## Begin MATERIAL PROVIDED

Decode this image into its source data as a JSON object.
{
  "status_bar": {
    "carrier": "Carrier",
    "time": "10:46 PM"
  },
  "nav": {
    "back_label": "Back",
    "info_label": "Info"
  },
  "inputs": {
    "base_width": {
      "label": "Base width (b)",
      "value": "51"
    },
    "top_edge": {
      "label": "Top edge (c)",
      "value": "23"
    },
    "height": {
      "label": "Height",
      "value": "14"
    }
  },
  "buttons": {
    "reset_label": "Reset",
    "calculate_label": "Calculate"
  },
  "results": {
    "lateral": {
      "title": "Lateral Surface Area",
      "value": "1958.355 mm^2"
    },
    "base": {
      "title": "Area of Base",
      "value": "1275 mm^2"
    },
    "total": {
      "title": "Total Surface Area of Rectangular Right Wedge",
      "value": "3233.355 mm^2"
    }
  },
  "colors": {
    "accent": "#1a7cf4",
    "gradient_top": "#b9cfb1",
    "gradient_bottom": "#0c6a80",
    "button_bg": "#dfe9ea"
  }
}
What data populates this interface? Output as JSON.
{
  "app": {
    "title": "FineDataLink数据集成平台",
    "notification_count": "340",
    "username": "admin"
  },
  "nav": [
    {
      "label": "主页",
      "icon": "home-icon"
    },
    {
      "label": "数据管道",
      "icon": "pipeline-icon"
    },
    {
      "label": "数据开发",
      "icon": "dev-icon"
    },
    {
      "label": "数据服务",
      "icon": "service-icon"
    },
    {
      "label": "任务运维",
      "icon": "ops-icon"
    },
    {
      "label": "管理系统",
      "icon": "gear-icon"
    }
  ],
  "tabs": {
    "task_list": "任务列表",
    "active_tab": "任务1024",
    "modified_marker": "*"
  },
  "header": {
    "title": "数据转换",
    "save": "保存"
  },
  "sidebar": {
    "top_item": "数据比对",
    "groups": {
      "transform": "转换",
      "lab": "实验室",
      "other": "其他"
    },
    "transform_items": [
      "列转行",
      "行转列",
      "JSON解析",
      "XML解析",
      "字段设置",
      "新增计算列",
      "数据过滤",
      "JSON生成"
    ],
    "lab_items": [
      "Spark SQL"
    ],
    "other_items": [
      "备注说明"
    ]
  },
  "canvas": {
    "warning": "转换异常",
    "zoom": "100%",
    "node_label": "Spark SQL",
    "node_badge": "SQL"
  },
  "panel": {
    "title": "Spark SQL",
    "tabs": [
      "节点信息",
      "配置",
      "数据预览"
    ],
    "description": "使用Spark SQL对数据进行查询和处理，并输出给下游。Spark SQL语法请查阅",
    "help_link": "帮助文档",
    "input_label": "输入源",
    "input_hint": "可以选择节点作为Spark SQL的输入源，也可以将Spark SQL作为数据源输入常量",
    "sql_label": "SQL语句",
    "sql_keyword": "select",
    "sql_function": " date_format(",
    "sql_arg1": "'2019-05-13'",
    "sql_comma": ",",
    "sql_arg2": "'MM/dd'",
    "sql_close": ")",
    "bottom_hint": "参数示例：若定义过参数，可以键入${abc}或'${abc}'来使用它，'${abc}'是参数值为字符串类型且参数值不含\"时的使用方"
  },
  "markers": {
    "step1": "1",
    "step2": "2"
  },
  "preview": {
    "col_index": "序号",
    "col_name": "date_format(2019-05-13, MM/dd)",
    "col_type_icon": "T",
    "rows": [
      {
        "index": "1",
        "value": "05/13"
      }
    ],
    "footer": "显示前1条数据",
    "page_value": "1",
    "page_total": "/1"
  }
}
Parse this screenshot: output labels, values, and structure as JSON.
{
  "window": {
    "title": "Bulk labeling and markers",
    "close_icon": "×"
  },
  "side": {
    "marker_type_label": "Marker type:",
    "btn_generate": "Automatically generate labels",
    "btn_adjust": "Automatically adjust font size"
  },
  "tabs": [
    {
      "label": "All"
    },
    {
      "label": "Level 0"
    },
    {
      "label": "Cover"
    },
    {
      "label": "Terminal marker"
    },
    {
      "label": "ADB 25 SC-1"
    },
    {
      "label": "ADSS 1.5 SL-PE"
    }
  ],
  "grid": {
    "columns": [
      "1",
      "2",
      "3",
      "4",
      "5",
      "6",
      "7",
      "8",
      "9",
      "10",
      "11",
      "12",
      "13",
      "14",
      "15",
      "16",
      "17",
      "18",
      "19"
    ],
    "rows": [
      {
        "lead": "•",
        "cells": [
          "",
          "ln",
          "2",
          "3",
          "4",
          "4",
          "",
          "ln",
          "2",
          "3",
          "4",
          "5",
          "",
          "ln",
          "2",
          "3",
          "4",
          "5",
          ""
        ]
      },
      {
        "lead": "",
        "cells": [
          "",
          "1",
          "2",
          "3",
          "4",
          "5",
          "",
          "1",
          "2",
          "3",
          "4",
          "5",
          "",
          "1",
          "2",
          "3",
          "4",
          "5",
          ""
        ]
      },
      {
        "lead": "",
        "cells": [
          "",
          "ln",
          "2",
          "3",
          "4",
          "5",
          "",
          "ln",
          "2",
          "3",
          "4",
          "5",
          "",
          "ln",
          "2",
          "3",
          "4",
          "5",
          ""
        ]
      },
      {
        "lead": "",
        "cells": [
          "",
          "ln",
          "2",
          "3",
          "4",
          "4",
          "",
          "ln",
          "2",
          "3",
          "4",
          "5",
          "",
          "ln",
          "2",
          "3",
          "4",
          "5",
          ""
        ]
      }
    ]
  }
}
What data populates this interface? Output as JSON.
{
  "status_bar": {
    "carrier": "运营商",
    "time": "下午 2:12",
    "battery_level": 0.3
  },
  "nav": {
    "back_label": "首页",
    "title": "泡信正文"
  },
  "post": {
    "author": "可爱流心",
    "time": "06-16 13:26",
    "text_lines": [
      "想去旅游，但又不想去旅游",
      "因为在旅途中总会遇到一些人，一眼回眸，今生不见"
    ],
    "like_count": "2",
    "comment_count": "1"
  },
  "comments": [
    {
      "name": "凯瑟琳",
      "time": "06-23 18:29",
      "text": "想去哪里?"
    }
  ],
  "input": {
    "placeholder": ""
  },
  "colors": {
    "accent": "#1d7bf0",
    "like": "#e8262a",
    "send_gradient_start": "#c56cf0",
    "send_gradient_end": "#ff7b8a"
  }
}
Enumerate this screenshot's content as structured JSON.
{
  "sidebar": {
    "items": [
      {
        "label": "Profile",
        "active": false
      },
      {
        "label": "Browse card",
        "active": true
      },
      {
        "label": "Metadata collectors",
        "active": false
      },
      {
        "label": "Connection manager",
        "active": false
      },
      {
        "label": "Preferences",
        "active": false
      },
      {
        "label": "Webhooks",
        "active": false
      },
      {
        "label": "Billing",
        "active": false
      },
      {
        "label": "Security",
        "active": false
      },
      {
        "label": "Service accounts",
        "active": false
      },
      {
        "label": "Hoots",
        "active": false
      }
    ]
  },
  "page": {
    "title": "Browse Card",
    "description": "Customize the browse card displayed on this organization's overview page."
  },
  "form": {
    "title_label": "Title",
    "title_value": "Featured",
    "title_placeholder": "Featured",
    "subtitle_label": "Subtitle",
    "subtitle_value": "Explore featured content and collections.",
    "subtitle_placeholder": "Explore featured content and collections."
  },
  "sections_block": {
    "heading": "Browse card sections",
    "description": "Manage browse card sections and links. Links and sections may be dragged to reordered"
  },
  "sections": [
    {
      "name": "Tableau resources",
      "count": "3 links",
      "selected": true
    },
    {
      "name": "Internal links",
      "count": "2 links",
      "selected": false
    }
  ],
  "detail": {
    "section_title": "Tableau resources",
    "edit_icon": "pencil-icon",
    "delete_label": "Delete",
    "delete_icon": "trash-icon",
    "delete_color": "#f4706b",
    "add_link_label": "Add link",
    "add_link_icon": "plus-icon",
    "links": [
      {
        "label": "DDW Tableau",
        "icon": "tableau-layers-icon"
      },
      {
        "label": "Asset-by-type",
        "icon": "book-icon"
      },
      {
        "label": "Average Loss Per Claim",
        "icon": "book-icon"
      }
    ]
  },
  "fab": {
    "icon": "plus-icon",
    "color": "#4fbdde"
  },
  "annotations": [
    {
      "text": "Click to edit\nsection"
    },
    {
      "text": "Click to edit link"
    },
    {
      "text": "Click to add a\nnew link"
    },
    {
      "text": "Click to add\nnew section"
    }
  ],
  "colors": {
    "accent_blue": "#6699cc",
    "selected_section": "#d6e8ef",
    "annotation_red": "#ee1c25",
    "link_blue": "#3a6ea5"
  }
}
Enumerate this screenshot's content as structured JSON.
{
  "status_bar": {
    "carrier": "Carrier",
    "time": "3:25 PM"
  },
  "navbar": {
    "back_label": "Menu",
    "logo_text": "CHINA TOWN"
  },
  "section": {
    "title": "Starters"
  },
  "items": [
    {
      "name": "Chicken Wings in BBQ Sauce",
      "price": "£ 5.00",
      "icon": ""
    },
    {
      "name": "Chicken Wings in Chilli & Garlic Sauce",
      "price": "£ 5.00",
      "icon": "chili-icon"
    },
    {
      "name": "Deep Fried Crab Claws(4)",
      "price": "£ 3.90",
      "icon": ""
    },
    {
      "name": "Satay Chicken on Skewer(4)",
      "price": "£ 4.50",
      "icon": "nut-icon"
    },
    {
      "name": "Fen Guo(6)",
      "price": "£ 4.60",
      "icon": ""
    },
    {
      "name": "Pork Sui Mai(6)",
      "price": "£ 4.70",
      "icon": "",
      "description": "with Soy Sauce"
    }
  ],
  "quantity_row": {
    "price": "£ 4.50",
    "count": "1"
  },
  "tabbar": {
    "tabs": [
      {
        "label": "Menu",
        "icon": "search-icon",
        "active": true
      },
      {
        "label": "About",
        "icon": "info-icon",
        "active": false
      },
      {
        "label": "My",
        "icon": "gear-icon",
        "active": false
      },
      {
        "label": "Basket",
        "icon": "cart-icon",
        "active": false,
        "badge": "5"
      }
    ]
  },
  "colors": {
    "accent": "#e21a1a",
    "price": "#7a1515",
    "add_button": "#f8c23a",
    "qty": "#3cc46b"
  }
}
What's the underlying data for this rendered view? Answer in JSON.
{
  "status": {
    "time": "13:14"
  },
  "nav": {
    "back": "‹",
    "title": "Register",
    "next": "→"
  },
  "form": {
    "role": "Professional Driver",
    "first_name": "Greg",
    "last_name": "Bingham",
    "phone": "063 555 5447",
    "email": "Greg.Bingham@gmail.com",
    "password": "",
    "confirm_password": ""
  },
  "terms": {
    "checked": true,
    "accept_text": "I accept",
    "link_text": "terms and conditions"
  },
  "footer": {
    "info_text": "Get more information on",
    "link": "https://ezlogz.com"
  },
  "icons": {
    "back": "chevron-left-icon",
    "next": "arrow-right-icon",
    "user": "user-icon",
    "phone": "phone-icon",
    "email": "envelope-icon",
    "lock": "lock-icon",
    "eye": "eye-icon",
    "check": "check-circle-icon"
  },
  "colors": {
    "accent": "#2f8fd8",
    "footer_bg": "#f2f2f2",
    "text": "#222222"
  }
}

## End MATERIAL PROVIDED

» AIM OF THE TASK: Print nothing but the lines from the line with "What's the underlying" to the last line of the records above. Both of those lines count.

» SOLUTION TO THE EXERCISE:
What's the underlying data for this rendered view? Answer in JSON.
{
  "status": {
    "time": "13:14"
  },
  "nav": {
    "back": "‹",
    "title": "Register",
    "next": "→"
  },
  "form": {
    "role": "Professional Driver",
    "first_name": "Greg",
    "last_name": "Bingham",
    "phone": "063 555 5447",
    "email": "Greg.Bingham@gmail.com",
    "password": "",
    "confirm_password": ""
  },
  "terms": {
    "checked": true,
    "accept_text": "I accept",
    "link_text": "terms and conditions"
  },
  "footer": {
    "info_text": "Get more information on",
    "link": "https://ezlogz.com"
  },
  "icons": {
    "back": "chevron-left-icon",
    "next": "arrow-right-icon",
    "user": "user-icon",
    "phone": "phone-icon",
    "email": "envelope-icon",
    "lock": "lock-icon",
    "eye": "eye-icon",
    "check": "check-circle-icon"
  },
  "colors": {
    "accent": "#2f8fd8",
    "footer_bg": "#f2f2f2",
    "text": "#222222"
  }
}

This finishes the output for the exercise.